START ROWS

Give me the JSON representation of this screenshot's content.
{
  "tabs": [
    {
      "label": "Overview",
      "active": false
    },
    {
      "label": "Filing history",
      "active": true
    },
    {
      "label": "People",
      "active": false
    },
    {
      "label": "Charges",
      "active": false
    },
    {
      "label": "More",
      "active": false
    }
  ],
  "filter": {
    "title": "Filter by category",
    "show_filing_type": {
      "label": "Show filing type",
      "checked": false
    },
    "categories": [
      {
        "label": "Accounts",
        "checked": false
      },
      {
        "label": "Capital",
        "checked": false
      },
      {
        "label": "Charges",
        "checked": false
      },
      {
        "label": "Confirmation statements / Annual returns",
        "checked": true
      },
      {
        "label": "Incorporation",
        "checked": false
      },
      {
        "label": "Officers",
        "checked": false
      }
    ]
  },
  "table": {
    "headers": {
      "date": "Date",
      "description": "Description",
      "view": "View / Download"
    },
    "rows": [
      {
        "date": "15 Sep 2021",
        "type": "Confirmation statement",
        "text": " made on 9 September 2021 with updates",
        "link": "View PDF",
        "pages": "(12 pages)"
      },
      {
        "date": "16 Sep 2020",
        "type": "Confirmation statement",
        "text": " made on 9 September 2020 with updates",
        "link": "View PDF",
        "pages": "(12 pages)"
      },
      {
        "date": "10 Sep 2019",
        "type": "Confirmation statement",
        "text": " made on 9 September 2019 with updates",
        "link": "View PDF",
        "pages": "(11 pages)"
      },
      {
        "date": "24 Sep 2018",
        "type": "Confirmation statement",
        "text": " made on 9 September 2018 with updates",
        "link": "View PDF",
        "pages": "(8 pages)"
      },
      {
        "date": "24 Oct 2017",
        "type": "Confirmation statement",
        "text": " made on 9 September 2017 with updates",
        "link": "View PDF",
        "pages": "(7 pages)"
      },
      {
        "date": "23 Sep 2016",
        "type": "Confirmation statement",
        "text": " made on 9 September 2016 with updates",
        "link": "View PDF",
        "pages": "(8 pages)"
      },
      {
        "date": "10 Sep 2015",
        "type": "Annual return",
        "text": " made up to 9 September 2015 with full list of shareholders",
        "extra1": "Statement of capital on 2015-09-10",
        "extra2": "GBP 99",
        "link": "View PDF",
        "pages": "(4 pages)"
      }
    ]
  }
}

END ROWS

EXERCISE INSTRUCTIONS →
Reproduce the full listing above, character for character.

IN RESPONSE →
Give me the JSON representation of this screenshot's content.
{
  "tabs": [
    {
      "label": "Overview",
      "active": false
    },
    {
      "label": "Filing history",
      "active": true
    },
    {
      "label": "People",
      "active": false
    },
    {
      "label": "Charges",
      "active": false
    },
    {
      "label": "More",
      "active": false
    }
  ],
  "filter": {
    "title": "Filter by category",
    "show_filing_type": {
      "label": "Show filing type",
      "checked": false
    },
    "categories": [
      {
        "label": "Accounts",
        "checked": false
      },
      {
        "label": "Capital",
        "checked": false
      },
      {
        "label": "Charges",
        "checked": false
      },
      {
        "label": "Confirmation statements / Annual returns",
        "checked": true
      },
      {
        "label": "Incorporation",
        "checked": false
      },
      {
        "label": "Officers",
        "checked": false
      }
    ]
  },
  "table": {
    "headers": {
      "date": "Date",
      "description": "Description",
      "view": "View / Download"
    },
    "rows": [
      {
        "date": "15 Sep 2021",
        "type": "Confirmation statement",
        "text": " made on 9 September 2021 with updates",
        "link": "View PDF",
        "pages": "(12 pages)"
      },
      {
        "date": "16 Sep 2020",
        "type": "Confirmation statement",
        "text": " made on 9 September 2020 with updates",
        "link": "View PDF",
        "pages": "(12 pages)"
      },
      {
        "date": "10 Sep 2019",
        "type": "Confirmation statement",
        "text": " made on 9 September 2019 with updates",
        "link": "View PDF",
        "pages": "(11 pages)"
      },
      {
        "date": "24 Sep 2018",
        "type": "Confirmation statement",
        "text": " made on 9 September 2018 with updates",
        "link": "View PDF",
        "pages": "(8 pages)"
      },
      {
        "date": "24 Oct 2017",
        "type": "Confirmation statement",
        "text": " made on 9 September 2017 with updates",
        "link": "View PDF",
        "pages": "(7 pages)"
      },
      {
        "date": "23 Sep 2016",
        "type": "Confirmation statement",
        "text": " made on 9 September 2016 with updates",
        "link": "View PDF",
        "pages": "(8 pages)"
      },
      {
        "date": "10 Sep 2015",
        "type": "Annual return",
        "text": " made up to 9 September 2015 with full list of shareholders",
        "extra1": "Statement of capital on 2015-09-10",
        "extra2": "GBP 99",
        "link": "View PDF",
        "pages": "(4 pages)"
      }
    ]
  }
}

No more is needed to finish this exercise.